• [EXERCISE BRIEF] Among the entries below, count the lines where the string "false" occurs, and give only the number.

━━━━━ RECORDED DATA ━━━━━

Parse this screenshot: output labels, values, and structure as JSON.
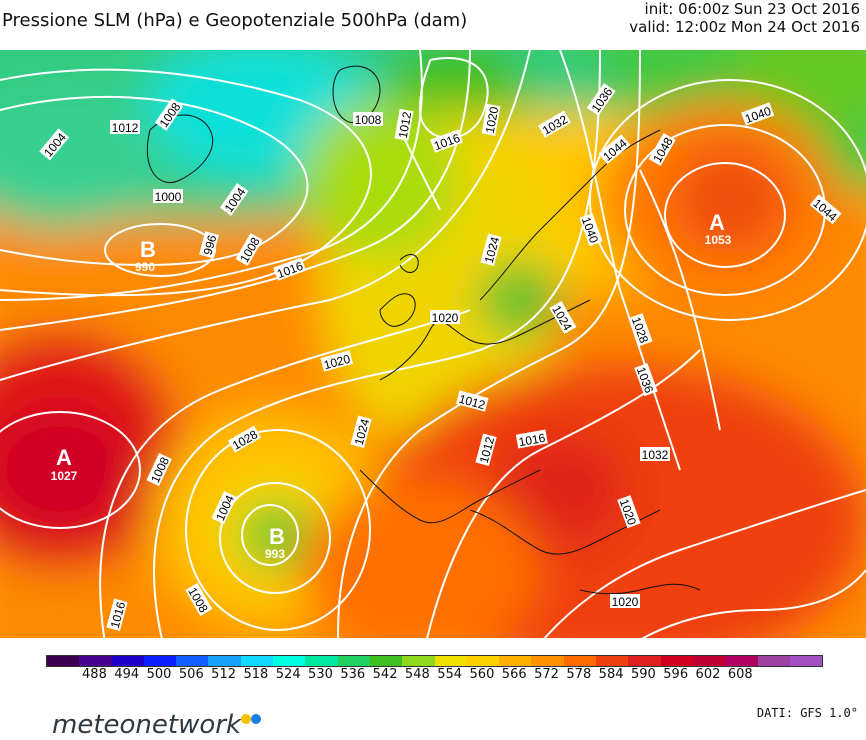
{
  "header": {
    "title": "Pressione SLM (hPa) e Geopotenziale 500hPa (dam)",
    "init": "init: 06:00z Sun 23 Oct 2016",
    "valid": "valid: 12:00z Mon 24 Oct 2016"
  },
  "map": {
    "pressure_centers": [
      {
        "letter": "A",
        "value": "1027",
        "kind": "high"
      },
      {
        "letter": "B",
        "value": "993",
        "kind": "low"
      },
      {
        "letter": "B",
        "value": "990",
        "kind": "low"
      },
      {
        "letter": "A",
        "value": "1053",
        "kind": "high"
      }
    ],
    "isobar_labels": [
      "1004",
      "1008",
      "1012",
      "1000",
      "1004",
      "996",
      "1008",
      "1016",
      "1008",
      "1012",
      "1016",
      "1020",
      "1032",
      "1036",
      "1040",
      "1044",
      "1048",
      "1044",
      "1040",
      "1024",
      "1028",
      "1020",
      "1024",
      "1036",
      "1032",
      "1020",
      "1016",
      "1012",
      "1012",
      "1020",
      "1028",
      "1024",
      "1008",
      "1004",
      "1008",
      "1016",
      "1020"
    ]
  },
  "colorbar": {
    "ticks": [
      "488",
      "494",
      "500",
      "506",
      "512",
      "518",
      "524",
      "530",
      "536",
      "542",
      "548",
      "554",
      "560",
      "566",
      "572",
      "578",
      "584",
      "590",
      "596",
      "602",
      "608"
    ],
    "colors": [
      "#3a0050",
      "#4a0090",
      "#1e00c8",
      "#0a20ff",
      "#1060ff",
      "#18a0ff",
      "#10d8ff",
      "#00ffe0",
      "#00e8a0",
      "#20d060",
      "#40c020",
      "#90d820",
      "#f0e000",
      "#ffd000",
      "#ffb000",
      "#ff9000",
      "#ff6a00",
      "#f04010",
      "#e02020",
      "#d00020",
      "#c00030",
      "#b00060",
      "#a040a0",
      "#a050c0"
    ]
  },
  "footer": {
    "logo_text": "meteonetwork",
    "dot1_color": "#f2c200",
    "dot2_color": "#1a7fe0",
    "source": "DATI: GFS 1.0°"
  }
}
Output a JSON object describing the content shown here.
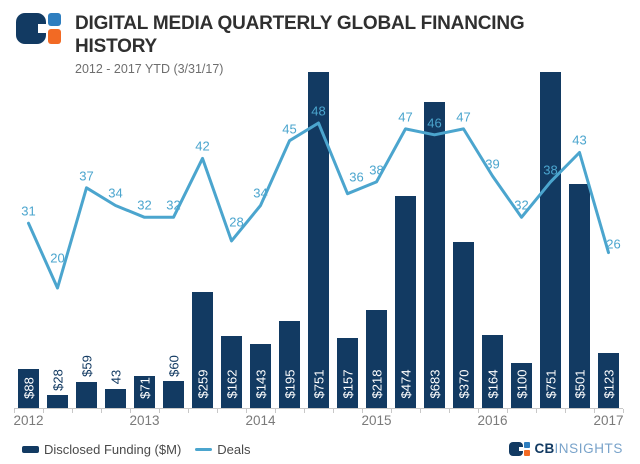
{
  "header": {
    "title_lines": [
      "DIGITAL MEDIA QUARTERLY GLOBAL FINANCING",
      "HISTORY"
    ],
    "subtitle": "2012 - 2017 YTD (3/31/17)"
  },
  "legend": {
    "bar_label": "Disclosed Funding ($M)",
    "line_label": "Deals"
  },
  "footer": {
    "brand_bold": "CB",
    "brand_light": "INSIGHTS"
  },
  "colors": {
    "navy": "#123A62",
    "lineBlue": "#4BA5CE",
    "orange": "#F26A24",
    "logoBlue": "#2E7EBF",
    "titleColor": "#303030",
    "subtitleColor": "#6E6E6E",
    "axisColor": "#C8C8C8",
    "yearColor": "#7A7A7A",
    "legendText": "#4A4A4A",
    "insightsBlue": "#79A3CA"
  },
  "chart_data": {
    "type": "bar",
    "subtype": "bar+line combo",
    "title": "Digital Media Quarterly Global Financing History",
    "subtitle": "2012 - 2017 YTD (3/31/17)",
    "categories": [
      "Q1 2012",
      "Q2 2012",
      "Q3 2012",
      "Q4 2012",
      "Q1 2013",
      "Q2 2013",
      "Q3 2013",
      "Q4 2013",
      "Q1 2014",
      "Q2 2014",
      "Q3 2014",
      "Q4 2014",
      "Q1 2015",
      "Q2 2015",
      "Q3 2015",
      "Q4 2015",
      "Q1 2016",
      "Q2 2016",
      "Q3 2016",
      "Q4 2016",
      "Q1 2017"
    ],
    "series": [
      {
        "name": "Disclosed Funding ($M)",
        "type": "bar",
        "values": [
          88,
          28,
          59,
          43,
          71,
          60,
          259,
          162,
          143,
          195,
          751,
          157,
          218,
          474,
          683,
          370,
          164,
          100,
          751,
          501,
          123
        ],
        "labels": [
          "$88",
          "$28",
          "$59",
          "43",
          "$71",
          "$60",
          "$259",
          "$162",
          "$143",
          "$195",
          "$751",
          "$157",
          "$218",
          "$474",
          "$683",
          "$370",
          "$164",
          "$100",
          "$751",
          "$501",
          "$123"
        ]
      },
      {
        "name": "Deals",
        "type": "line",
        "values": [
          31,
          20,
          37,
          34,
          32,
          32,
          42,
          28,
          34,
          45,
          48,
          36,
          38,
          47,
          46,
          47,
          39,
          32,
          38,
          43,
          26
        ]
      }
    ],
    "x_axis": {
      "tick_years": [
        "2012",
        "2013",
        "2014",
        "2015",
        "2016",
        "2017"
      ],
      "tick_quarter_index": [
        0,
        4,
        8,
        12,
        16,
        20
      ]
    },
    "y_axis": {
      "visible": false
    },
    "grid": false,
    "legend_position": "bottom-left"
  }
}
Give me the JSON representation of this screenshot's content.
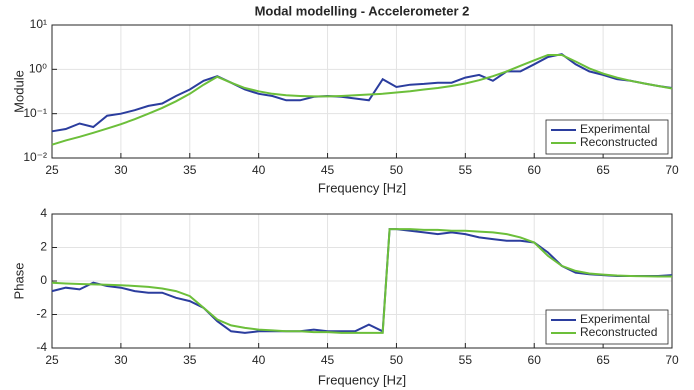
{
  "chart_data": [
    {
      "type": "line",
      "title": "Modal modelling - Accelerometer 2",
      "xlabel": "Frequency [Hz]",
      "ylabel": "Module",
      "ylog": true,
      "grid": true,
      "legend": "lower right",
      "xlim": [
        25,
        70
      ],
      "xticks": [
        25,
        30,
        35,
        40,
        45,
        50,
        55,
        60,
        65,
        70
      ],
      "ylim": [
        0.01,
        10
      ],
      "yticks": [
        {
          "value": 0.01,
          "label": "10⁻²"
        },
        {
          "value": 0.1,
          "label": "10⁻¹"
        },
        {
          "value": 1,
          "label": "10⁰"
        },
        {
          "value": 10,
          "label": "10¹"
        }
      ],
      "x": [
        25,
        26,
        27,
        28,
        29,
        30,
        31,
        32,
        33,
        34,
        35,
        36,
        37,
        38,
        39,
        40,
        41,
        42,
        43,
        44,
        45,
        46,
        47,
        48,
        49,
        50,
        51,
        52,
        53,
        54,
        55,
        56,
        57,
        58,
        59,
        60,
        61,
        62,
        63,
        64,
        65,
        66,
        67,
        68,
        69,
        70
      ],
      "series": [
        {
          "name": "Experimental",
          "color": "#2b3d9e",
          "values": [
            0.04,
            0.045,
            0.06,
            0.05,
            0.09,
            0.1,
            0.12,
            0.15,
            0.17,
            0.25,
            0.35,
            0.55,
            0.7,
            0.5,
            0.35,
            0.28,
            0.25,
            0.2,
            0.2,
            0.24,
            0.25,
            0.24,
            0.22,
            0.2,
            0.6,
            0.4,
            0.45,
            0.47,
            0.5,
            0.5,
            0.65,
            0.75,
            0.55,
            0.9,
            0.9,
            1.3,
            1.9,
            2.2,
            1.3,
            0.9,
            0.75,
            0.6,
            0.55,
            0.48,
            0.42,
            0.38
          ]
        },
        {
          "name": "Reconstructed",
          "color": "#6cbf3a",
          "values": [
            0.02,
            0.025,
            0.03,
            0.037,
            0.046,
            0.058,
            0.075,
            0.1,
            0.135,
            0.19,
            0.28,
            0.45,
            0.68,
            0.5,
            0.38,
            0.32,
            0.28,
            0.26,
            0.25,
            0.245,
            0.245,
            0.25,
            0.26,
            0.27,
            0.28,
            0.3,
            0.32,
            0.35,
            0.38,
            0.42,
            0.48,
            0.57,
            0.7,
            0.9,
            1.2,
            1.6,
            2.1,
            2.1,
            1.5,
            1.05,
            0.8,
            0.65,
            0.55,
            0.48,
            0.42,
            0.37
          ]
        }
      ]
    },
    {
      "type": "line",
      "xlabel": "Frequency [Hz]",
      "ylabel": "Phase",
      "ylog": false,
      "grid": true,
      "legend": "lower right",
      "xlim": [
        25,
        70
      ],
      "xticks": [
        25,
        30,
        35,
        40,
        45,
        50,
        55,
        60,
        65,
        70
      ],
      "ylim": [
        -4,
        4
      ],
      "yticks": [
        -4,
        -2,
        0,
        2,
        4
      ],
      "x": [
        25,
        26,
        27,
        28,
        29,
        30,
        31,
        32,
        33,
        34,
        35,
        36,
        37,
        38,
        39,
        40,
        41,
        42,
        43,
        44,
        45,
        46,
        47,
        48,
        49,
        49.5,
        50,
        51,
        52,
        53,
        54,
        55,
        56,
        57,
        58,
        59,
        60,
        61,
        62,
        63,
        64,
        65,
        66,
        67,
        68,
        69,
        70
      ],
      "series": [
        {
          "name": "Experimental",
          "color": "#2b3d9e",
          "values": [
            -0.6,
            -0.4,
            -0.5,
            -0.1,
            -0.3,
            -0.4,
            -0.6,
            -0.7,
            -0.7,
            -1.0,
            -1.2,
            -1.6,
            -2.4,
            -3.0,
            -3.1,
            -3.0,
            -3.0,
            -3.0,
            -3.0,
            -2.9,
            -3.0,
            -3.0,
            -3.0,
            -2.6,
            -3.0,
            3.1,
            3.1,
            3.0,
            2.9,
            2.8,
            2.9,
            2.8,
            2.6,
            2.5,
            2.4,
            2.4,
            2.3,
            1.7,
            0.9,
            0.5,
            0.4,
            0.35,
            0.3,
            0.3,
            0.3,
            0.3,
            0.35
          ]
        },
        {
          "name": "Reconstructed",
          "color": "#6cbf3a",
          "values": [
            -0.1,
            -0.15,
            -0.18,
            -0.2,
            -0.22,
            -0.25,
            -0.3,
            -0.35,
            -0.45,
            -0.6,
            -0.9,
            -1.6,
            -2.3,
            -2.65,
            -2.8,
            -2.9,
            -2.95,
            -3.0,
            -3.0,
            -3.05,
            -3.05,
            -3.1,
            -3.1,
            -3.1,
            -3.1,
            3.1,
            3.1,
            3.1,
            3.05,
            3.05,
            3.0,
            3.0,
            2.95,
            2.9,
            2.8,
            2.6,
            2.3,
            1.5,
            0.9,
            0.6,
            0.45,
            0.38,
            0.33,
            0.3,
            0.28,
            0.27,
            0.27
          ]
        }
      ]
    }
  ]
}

━━━━━

• [COMPLETE RESPONSE] 3